[TASK DETAILS]:
Copy every item below line for line, changing nothing.

[DATASET]:
==================================================

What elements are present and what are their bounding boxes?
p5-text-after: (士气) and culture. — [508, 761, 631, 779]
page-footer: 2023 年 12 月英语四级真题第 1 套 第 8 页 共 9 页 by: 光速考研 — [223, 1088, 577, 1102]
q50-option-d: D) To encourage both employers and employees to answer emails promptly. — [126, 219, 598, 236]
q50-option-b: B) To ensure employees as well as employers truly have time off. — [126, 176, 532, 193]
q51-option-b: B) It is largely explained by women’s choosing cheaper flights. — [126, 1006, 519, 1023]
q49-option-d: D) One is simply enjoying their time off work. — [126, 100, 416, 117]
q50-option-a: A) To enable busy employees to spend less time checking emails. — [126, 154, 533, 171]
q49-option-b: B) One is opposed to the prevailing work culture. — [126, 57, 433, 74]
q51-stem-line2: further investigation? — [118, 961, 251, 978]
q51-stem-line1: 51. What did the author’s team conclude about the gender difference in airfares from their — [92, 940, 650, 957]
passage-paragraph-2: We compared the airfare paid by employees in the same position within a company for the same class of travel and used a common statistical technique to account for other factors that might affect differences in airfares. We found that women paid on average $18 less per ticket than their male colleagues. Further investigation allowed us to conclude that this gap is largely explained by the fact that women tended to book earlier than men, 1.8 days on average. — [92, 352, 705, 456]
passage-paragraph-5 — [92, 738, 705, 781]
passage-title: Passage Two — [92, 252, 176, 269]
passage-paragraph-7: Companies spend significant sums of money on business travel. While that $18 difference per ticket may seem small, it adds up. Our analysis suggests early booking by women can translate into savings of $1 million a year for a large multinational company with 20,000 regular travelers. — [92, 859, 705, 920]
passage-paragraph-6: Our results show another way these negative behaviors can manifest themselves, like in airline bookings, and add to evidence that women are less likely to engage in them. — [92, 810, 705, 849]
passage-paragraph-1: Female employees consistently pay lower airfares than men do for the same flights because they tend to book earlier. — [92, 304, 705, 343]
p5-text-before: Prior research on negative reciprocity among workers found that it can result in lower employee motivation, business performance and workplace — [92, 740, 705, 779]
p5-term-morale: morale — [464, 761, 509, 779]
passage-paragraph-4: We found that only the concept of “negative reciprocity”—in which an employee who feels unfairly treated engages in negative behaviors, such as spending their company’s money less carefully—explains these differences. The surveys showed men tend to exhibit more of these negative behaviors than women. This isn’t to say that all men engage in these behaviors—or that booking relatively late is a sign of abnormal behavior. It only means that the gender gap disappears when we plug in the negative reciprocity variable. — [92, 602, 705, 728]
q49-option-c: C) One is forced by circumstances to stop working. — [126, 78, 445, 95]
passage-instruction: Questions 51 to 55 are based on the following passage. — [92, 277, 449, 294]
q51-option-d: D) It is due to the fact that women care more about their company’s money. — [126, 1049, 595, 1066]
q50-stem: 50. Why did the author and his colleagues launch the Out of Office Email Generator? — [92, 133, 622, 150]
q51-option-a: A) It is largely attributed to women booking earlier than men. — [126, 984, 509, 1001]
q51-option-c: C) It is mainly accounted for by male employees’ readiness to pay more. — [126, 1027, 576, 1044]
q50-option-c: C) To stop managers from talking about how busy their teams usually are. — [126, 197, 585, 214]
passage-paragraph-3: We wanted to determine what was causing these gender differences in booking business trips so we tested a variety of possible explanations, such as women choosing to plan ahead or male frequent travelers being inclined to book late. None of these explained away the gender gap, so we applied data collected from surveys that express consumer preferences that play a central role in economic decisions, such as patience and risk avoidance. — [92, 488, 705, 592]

==================================================

[RESPONSE TO THE TASK]:
What elements are present and what are their bounding boxes?
p5-text-after: (士气) and culture. — [508, 761, 631, 779]
page-footer: 2023 年 12 月英语四级真题第 1 套 第 8 页 共 9 页 by: 光速考研 — [223, 1088, 577, 1102]
q50-option-d: D) To encourage both employers and employees to answer emails promptly. — [126, 219, 598, 236]
q50-option-b: B) To ensure employees as well as employers truly have time off. — [126, 176, 532, 193]
q51-option-b: B) It is largely explained by women’s choosing cheaper flights. — [126, 1006, 519, 1023]
q49-option-d: D) One is simply enjoying their time off work. — [126, 100, 416, 117]
q50-option-a: A) To enable busy employees to spend less time checking emails. — [126, 154, 533, 171]
q49-option-b: B) One is opposed to the prevailing work culture. — [126, 57, 433, 74]
q51-stem-line2: further investigation? — [118, 961, 251, 978]
q51-stem-line1: 51. What did the author’s team conclude about the gender difference in airfares from their — [92, 940, 650, 957]
passage-paragraph-2: We compared the airfare paid by employees in the same position within a company for the same class of travel and used a common statistical technique to account for other factors that might affect differences in airfares. We found that women paid on average $18 less per ticket than their male colleagues. Further investigation allowed us to conclude that this gap is largely explained by the fact that women tended to book earlier than men, 1.8 days on average. — [92, 352, 705, 456]
passage-paragraph-5 — [92, 738, 705, 781]
passage-title: Passage Two — [92, 252, 176, 269]
passage-paragraph-7: Companies spend significant sums of money on business travel. While that $18 difference per ticket may seem small, it adds up. Our analysis suggests early booking by women can translate into savings of $1 million a year for a large multinational company with 20,000 regular travelers. — [92, 859, 705, 920]
passage-paragraph-6: Our results show another way these negative behaviors can manifest themselves, like in airline bookings, and add to evidence that women are less likely to engage in them. — [92, 810, 705, 849]
passage-paragraph-1: Female employees consistently pay lower airfares than men do for the same flights because they tend to book earlier. — [92, 304, 705, 343]
p5-text-before: Prior research on negative reciprocity among workers found that it can result in lower employee motivation, business performance and workplace — [92, 740, 705, 779]
p5-term-morale: morale — [464, 761, 509, 779]
passage-paragraph-4: We found that only the concept of “negative reciprocity”—in which an employee who feels unfairly treated engages in negative behaviors, such as spending their company’s money less carefully—explains these differences. The surveys showed men tend to exhibit more of these negative behaviors than women. This isn’t to say that all men engage in these behaviors—or that booking relatively late is a sign of abnormal behavior. It only means that the gender gap disappears when we plug in the negative reciprocity variable. — [92, 602, 705, 728]
q49-option-c: C) One is forced by circumstances to stop working. — [126, 78, 445, 95]
passage-instruction: Questions 51 to 55 are based on the following passage. — [92, 277, 449, 294]
q51-option-d: D) It is due to the fact that women care more about their company’s money. — [126, 1049, 595, 1066]
q50-stem: 50. Why did the author and his colleagues launch the Out of Office Email Generator? — [92, 133, 622, 150]
q51-option-a: A) It is largely attributed to women booking earlier than men. — [126, 984, 509, 1001]
q51-option-c: C) It is mainly accounted for by male employees’ readiness to pay more. — [126, 1027, 576, 1044]
q50-option-c: C) To stop managers from talking about how busy their teams usually are. — [126, 197, 585, 214]
passage-paragraph-3: We wanted to determine what was causing these gender differences in booking business trips so we tested a variety of possible explanations, such as women choosing to plan ahead or male frequent travelers being inclined to book late. None of these explained away the gender gap, so we applied data collected from surveys that express consumer preferences that play a central role in economic decisions, such as patience and risk avoidance. — [92, 488, 705, 592]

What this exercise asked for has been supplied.